§ Written task: Copy out the lines that have "JSON" in them.

— BEGIN —

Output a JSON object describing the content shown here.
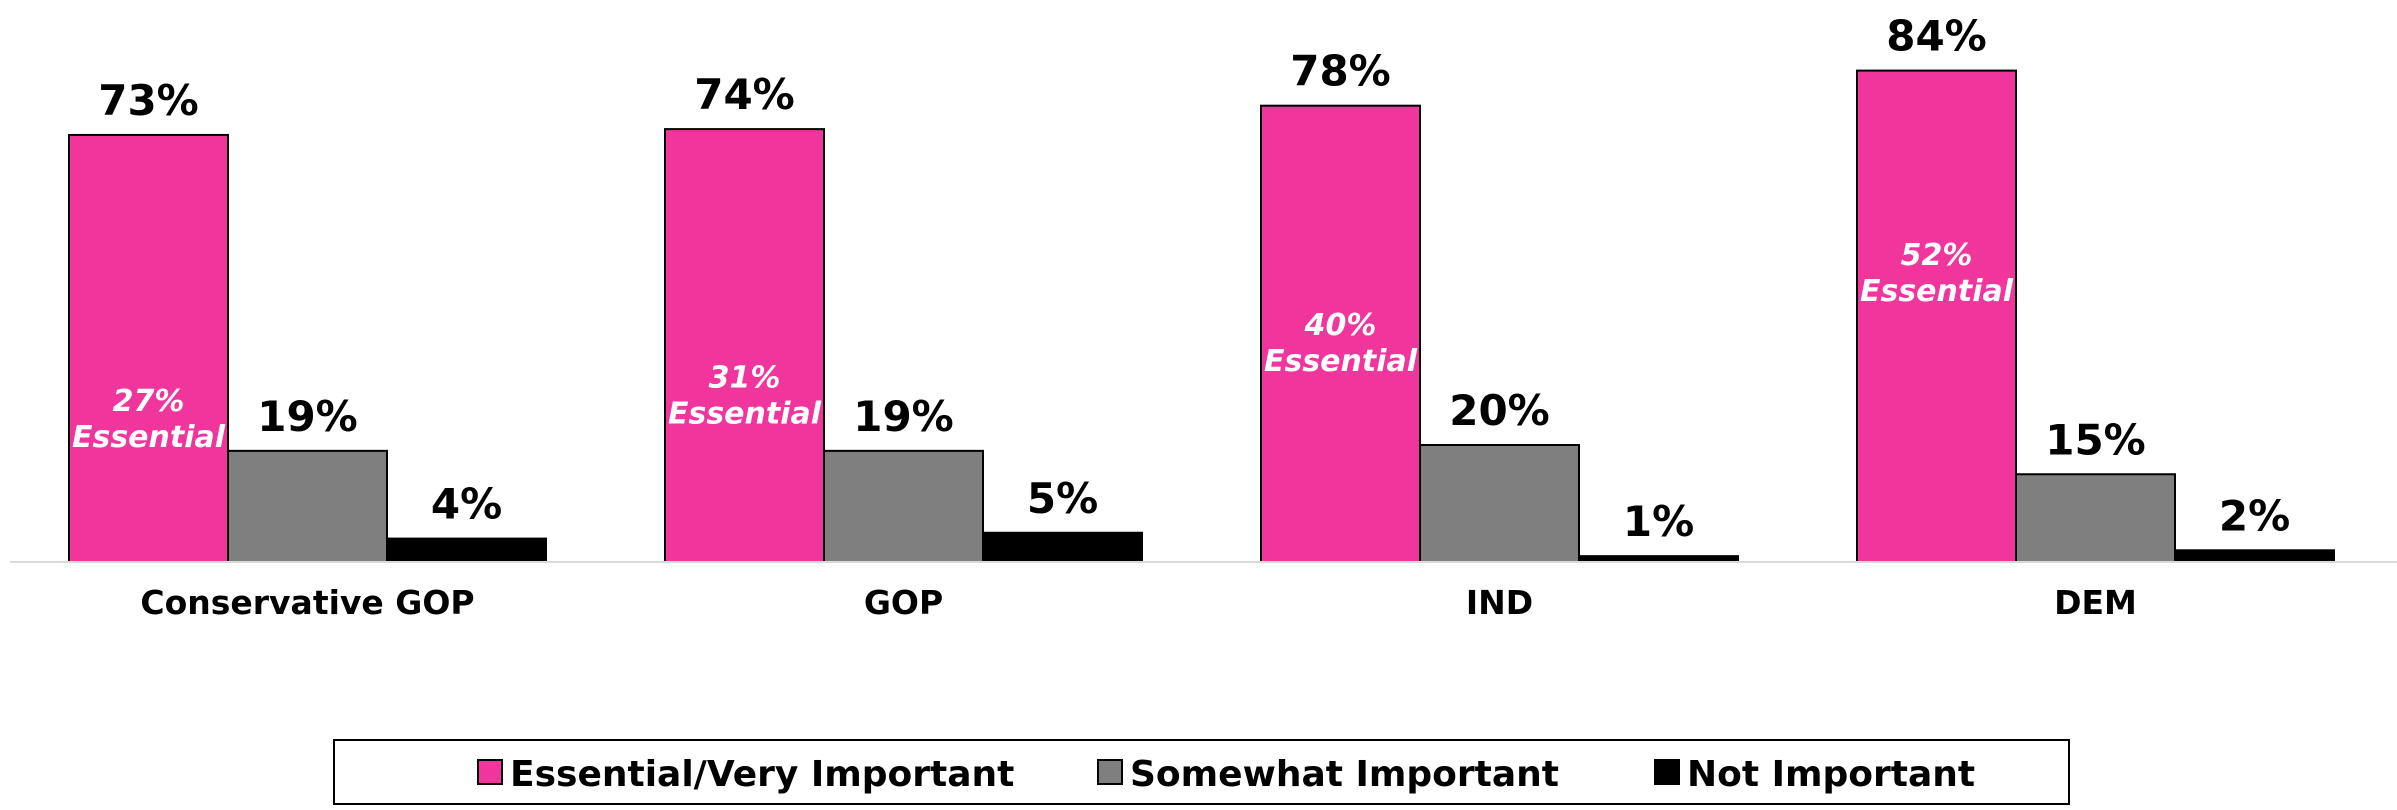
{
  "chart_data": {
    "type": "bar",
    "categories": [
      "Conservative GOP",
      "GOP",
      "IND",
      "DEM"
    ],
    "series": [
      {
        "name": "Essential/Very Important",
        "values": [
          73,
          74,
          78,
          84
        ],
        "value_labels": [
          "73%",
          "74%",
          "78%",
          "84%"
        ],
        "inner_labels": [
          [
            "27%",
            "Essential"
          ],
          [
            "31%",
            "Essential"
          ],
          [
            "40%",
            "Essential"
          ],
          [
            "52%",
            "Essential"
          ]
        ],
        "inner_values": [
          27,
          31,
          40,
          52
        ],
        "color": "#F0359D"
      },
      {
        "name": "Somewhat Important",
        "values": [
          19,
          19,
          20,
          15
        ],
        "value_labels": [
          "19%",
          "19%",
          "20%",
          "15%"
        ],
        "color": "#7F7F7F"
      },
      {
        "name": "Not Important",
        "values": [
          4,
          5,
          1,
          2
        ],
        "value_labels": [
          "4%",
          "5%",
          "1%",
          "2%"
        ],
        "color": "#000000"
      }
    ],
    "ylim": [
      0,
      84
    ],
    "grid": false,
    "legend_position": "bottom"
  }
}
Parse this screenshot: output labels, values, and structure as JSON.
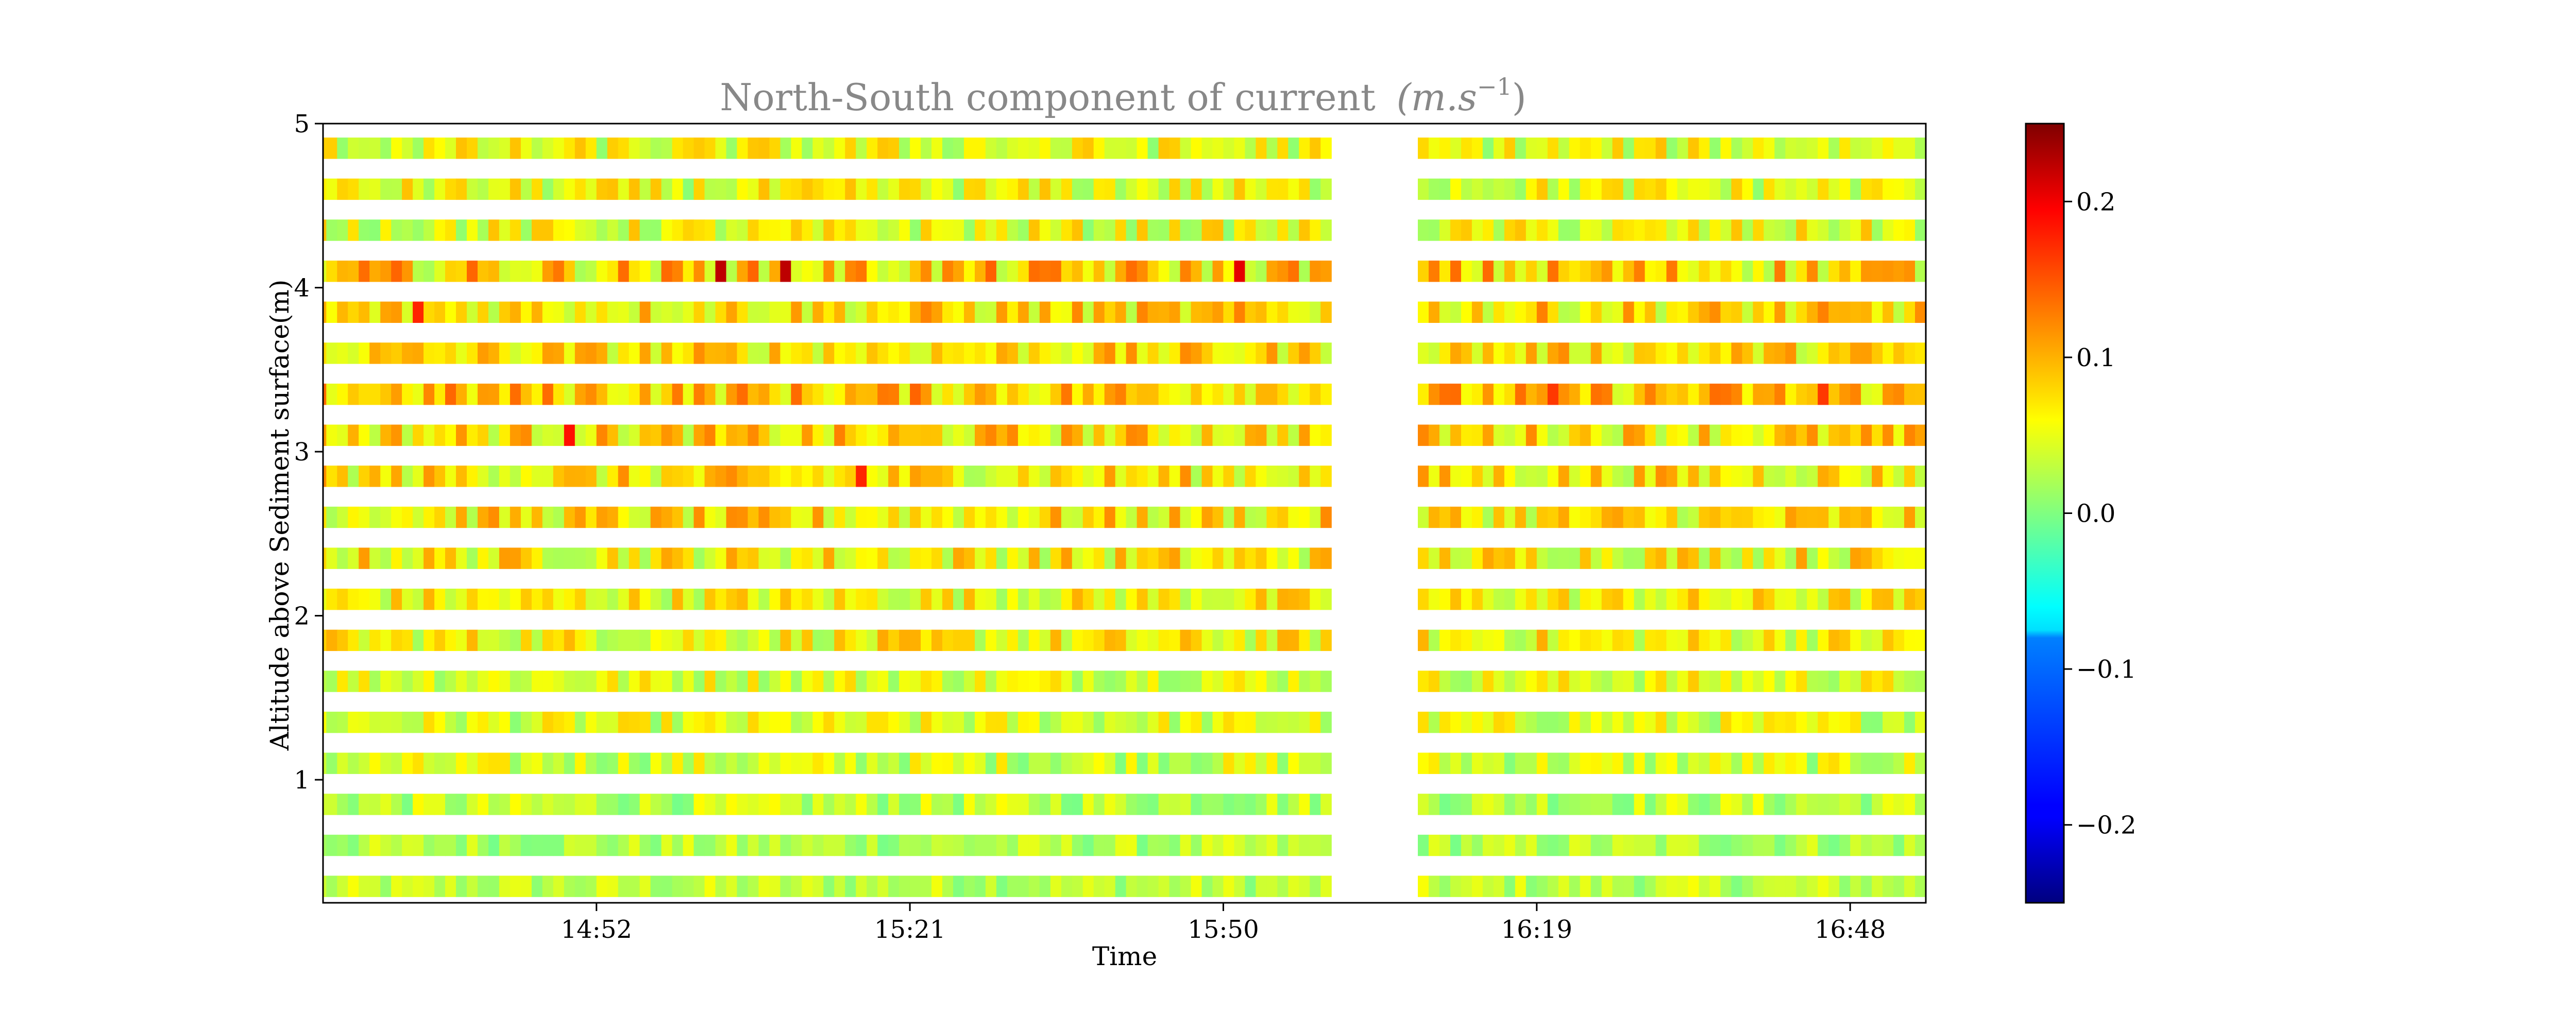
{
  "chart_data": {
    "type": "heatmap",
    "title": "North-South component of current",
    "title_units_base": "(m.s",
    "title_units_exp": "−1",
    "title_units_close": ")",
    "xlabel": "Time",
    "ylabel": "Altitude above Sediment surface(m)",
    "x_ticks": [
      "14:52",
      "15:21",
      "15:50",
      "16:19",
      "16:48"
    ],
    "x_tick_minutes": [
      892,
      921,
      950,
      979,
      1008
    ],
    "x_range_minutes": [
      866.7,
      1015
    ],
    "gap_minutes": [
      960,
      968
    ],
    "time_step_minutes": 1,
    "y_ticks": [
      1,
      2,
      3,
      4,
      5
    ],
    "y_range": [
      0.25,
      5
    ],
    "altitudes": [
      0.35,
      0.6,
      0.85,
      1.1,
      1.35,
      1.6,
      1.85,
      2.1,
      2.35,
      2.6,
      2.85,
      3.1,
      3.35,
      3.6,
      3.85,
      4.1,
      4.35,
      4.6,
      4.85
    ],
    "bin_height_m": 0.13,
    "color_scale": "jet",
    "colorbar_range": [
      -0.25,
      0.25
    ],
    "colorbar_ticks": [
      "−0.2",
      "−0.1",
      "0.0",
      "0.1",
      "0.2"
    ],
    "colorbar_tick_values": [
      -0.2,
      -0.1,
      0.0,
      0.1,
      0.2
    ],
    "value_note": "values estimated; mostly 0.00 to 0.20 m/s",
    "level_means": [
      0.03,
      0.025,
      0.03,
      0.04,
      0.045,
      0.05,
      0.06,
      0.06,
      0.065,
      0.07,
      0.07,
      0.075,
      0.09,
      0.075,
      0.075,
      0.08,
      0.05,
      0.05,
      0.05
    ],
    "level_spread": [
      0.03,
      0.03,
      0.035,
      0.04,
      0.04,
      0.04,
      0.045,
      0.045,
      0.05,
      0.05,
      0.05,
      0.05,
      0.05,
      0.045,
      0.05,
      0.06,
      0.045,
      0.045,
      0.045
    ],
    "hotspots": [
      {
        "minute": 903,
        "altitude": 4.1,
        "value": 0.22
      },
      {
        "minute": 909,
        "altitude": 4.1,
        "value": 0.22
      },
      {
        "minute": 951,
        "altitude": 4.1,
        "value": 0.2
      },
      {
        "minute": 889,
        "altitude": 3.1,
        "value": 0.18
      },
      {
        "minute": 875,
        "altitude": 3.85,
        "value": 0.17
      },
      {
        "minute": 916,
        "altitude": 2.85,
        "value": 0.17
      },
      {
        "minute": 980,
        "altitude": 3.35,
        "value": 0.16
      },
      {
        "minute": 1005,
        "altitude": 3.35,
        "value": 0.16
      }
    ]
  }
}
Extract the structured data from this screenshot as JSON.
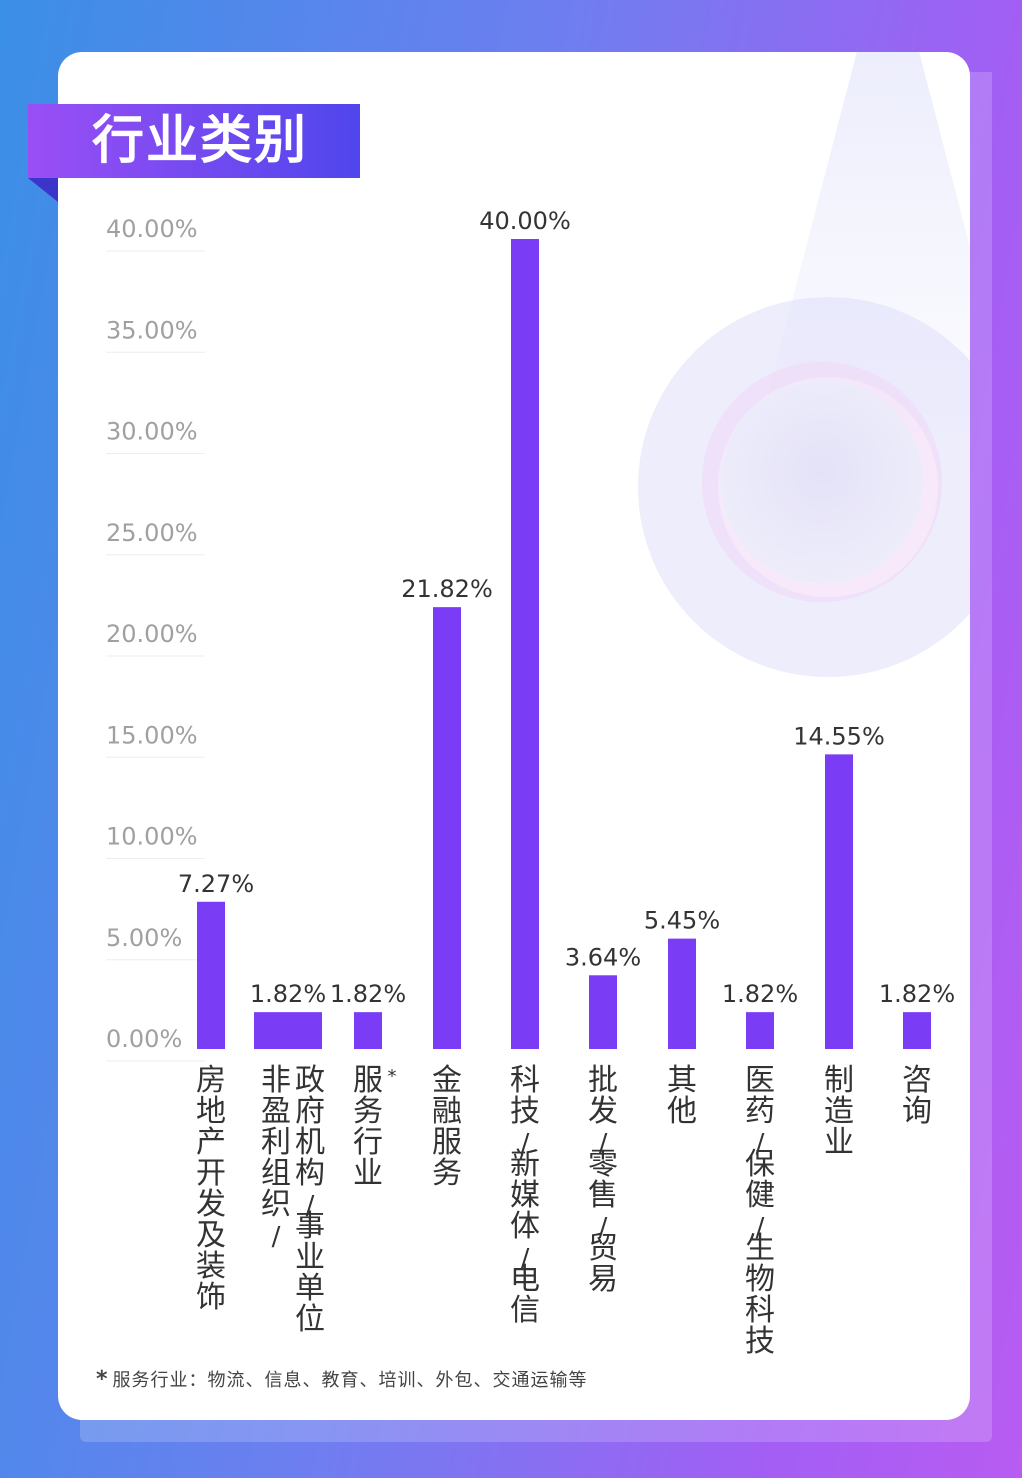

— END —

§ Written solution:
Output a JSON object describing the content shown here.
Parse this screenshot: output labels, values, and structure as JSON.
Extract the structured data from this screenshot as JSON.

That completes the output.